▸ Verilen görev 1:
Astana görüşmeleri haberine göre Suriye'deki yıkıcı deprem hangi tarihte meydana geldi?
▸ Verilen görev 2:
Astana görüşmeleri haberinde "Astana toplantısında, Suriye-Türkiye ilişkilerinin" sözleriyle başlayan paragrafı, ana bilgilerini koruyarak madde işaretli bir liste hâline getirin.

▸ Alıntı:

○ ○ ○ ○ ○

Astana sonuç bildirisinde çok konuşulacak madde! PKK projesi çöküyor... Terör koridoruna hançer saplanacak!
Suriye konulu Astana görüşmelerinin garantörleri Türkiye, Rusya ve İran dün bir bildiri yayınladı. Yayınlanan sonuç bildirisinde "Suriye’nin kuzeydoğusundaki (PKK/YPG) gayrimeşru öz yönetim girişimleri ve terör oluşumlarını destekleyen ülkelerin eylemleri kınandı. Bu bölgede sürekli güvenlik ve istikrarın ancak ülkenin egemenliğinin ve toprak bütünlüğünün korunması temelinde sağlanabileceği konusunda anlaşma sağlandı. " ifadeleri yer aldı. Madde terör örgütünü ve özellikle örgütün kuklacısı ABD'yi işaret ederken terör örgütünün bölgede sayılı günlerinin kaldığının da işareti oldu. İşte detaylar...
Dün Kazakistan'ın başkenti Astana'da 20'ncisi düzenlenen "Suriye konulu Astana Görüşmeleri"nin ardından ortak sonuç bildirisi açıklandı.
BİLDİRİDE YER ALAN MADDELER
Ortak bildiriye göre Astana garantörleri Türkiye, Rusya ve İran, bir kez daha Suriye'nin egemenliğine, bağımsızlığına ve toprak bütünlüğüne bağlılıklarını teyit etti.
Bildiride, 6 Şubat 2023 tarihinde Suriye'de meydana gelen yıkıcı depremin sonuçlarıyla daha da ağırlaşan insani durumdan duyulan ciddi endişe dile getirildi.
Astana toplantısında, Suriye-Türkiye ilişkilerinin normalleşmesi için yapılan istişarelerde yol haritası hazırlanmasına ilişkin ilerleme tartışıldı. Ayrıca Türkiye, Rusya, İran ve Suriye dışişleri bakan yardımcıları düzeyindeki 4'lü toplantının yapıcı ruhuna dikkat çekildi.
Suriye-Türkiye ilişkilerinin normalleştirilmesi için 4 ülkenin savunma, istihbarat ve dışişleri bakanlıkları arasında koordineli yürütülen dörtlü toplantılarda, varılan düzenlemeler uyarınca bu alandaki aktif çabaların sürdürülmesinin önemine işaret edildi.
Bu sürecin Suriyeli mültecilerin güvenli, gönüllü ve onurlu geri dönüşleri için uygun koşulların yaratılması, siyasi sürecin canlandırılması ve insani yardım akışının engellenmemesi için iyi niyet ve iyi komşuluk ilişkileri temelinde ilerletilmesinin önemli olduğu konusunda mutabık kalındı.

○ ○ ○ ○ ○

▸ Sağlanan veriler:
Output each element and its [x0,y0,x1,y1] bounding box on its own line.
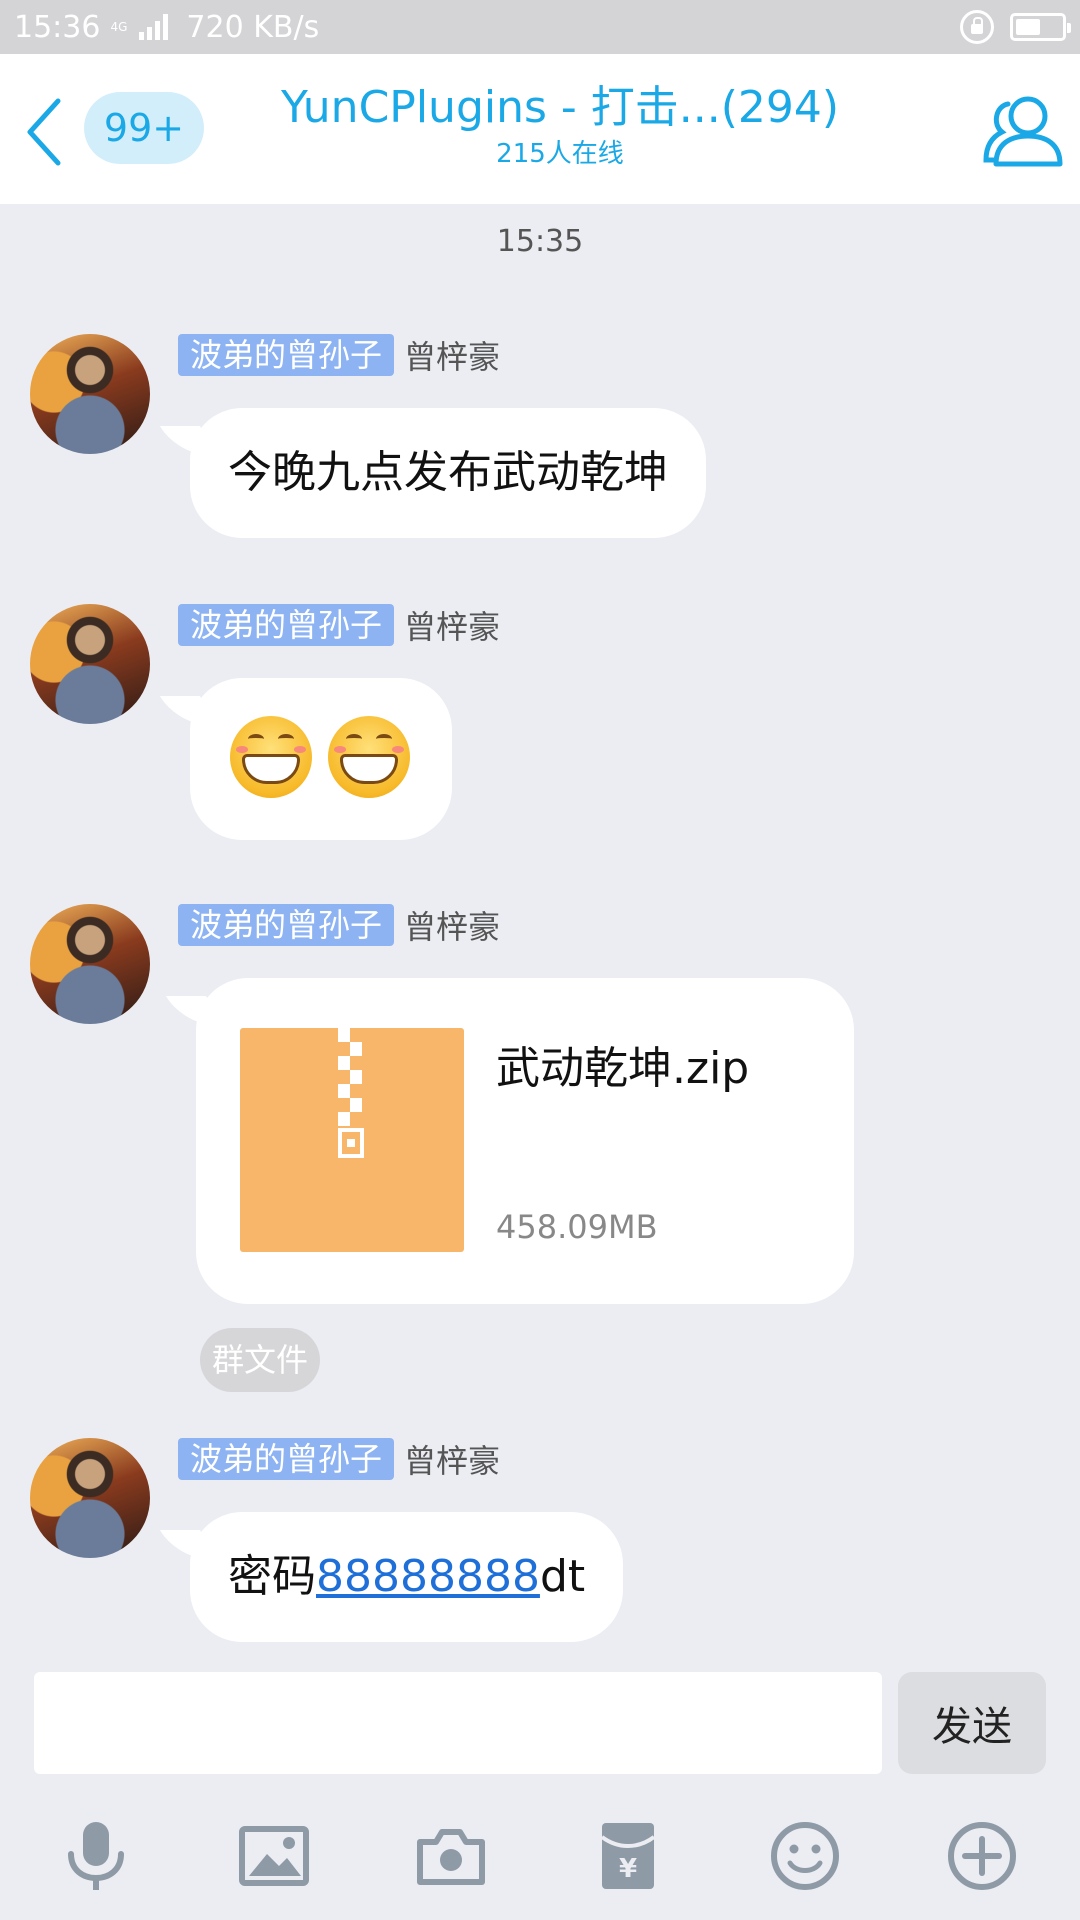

○ ○ ○ ○ ○

▸ Görev yanıtı 1:
6 Şubat 2023 tarihinde.

▸ Görev yanıtı 2:
- Suriye-Türkiye ilişkilerinin normalleşmesi için yapılan istişarelerde, yol haritası hazırlanmasına ilişkin ilerleme tartışıldı.
- Türkiye, Rusya, İran ve Suriye dışişleri bakan yardımcıları düzeyindeki dörtlü toplantının yapıcı ruhuna dikkat çekildi.